Stored records:
* Begin *
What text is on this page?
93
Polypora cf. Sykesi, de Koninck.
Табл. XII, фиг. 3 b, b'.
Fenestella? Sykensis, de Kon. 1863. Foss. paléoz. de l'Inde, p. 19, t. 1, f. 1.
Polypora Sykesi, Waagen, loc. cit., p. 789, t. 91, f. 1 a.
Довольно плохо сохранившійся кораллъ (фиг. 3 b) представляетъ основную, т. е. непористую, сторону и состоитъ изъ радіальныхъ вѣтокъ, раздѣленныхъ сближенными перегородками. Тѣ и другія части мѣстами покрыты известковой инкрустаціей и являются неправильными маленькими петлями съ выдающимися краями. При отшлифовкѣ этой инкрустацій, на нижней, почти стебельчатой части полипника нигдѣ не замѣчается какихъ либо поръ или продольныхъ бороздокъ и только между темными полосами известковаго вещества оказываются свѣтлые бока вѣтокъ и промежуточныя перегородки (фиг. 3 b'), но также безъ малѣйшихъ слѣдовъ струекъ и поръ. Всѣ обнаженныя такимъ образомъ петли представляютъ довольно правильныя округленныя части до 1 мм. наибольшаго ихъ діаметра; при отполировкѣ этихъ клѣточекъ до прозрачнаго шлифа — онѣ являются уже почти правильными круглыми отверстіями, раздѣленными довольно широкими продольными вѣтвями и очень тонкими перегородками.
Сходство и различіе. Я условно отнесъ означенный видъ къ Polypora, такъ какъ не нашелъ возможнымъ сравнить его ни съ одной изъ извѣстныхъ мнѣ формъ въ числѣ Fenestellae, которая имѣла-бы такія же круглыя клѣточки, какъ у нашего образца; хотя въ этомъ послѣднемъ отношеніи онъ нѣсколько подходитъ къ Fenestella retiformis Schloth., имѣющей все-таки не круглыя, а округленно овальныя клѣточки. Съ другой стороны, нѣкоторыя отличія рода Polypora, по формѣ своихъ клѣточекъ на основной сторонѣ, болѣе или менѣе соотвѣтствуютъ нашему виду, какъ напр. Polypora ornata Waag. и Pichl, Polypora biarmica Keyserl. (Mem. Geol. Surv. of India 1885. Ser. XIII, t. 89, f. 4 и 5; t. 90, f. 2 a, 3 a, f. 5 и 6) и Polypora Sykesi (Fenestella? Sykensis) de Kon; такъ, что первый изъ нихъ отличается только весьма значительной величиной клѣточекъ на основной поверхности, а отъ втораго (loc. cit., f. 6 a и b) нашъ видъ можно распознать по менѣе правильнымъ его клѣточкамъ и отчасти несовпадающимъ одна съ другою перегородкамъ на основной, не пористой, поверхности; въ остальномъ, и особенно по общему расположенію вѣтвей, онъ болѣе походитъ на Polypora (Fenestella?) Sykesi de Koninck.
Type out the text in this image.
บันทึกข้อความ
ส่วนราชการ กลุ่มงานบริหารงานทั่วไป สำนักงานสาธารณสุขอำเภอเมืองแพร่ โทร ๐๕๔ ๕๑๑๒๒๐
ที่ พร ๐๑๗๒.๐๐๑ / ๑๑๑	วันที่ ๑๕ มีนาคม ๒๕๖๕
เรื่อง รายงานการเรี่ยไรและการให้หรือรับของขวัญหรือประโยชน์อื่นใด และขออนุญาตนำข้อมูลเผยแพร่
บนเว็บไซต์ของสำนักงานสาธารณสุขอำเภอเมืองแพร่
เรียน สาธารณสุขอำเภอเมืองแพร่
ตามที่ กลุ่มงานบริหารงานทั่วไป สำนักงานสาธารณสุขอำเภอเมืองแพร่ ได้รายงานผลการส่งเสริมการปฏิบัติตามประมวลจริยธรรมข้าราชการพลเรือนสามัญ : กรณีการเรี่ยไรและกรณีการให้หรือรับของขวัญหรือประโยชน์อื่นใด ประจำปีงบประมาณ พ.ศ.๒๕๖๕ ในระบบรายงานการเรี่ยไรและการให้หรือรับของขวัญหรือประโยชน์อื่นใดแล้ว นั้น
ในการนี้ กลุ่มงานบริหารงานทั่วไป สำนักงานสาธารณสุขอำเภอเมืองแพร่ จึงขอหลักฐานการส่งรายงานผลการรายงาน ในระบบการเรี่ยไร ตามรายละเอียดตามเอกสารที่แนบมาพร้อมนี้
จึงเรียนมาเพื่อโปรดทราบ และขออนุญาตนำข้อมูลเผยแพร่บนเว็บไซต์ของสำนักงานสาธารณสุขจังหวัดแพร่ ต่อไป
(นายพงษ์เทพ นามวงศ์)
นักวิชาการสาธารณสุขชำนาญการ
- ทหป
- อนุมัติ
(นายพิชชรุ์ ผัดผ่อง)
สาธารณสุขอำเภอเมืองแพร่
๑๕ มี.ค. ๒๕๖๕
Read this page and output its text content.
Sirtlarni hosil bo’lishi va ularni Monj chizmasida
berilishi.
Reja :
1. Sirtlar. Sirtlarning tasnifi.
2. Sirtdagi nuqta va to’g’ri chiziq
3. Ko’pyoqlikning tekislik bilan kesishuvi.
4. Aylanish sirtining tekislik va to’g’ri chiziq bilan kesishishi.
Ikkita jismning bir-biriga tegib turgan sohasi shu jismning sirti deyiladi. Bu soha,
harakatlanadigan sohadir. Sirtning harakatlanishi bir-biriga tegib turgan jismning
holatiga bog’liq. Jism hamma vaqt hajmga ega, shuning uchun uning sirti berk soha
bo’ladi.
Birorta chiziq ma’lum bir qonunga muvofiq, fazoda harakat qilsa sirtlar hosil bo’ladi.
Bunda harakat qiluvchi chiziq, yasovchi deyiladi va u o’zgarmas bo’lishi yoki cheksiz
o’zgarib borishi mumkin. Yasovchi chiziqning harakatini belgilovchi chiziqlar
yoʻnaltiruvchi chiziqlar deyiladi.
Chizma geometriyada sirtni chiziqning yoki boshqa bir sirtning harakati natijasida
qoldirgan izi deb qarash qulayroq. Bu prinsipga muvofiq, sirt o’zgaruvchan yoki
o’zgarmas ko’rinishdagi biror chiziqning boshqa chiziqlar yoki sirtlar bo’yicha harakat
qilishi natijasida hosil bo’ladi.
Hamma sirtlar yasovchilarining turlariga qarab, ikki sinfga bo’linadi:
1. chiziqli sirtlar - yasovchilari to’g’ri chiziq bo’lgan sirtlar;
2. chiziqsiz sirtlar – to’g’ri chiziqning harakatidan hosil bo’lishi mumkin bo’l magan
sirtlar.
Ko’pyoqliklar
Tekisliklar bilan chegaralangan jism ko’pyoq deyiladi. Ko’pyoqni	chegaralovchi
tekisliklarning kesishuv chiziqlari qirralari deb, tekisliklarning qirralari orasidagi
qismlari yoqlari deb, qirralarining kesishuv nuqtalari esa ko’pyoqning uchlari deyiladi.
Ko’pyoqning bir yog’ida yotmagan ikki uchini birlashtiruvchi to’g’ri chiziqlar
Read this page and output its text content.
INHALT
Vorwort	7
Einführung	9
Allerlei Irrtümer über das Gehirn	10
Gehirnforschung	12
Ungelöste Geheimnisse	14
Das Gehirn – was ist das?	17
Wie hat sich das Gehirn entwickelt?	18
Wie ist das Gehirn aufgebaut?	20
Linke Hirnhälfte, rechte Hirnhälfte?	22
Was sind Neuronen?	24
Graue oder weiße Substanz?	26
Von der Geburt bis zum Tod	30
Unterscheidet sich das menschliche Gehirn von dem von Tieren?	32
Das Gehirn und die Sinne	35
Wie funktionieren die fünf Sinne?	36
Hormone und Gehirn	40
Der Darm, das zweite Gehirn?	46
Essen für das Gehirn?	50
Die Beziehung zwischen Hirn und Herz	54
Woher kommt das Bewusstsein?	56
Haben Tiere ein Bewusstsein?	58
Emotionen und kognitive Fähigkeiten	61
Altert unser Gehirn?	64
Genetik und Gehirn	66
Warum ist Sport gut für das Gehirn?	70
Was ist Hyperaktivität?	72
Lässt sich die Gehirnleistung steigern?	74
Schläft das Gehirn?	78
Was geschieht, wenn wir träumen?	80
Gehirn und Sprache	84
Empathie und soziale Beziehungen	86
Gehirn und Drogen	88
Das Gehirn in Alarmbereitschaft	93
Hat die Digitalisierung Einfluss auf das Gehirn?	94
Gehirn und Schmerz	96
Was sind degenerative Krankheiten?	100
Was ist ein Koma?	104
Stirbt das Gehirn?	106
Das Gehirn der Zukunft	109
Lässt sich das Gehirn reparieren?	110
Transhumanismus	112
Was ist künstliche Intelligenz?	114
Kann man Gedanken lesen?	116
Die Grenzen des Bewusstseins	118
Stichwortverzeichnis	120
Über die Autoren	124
* End *
# [GIVEN REQUEST]
Give the number of lines in the entries that include the string "บไซต", and nothing more.

# [TASK RESPONSE]
2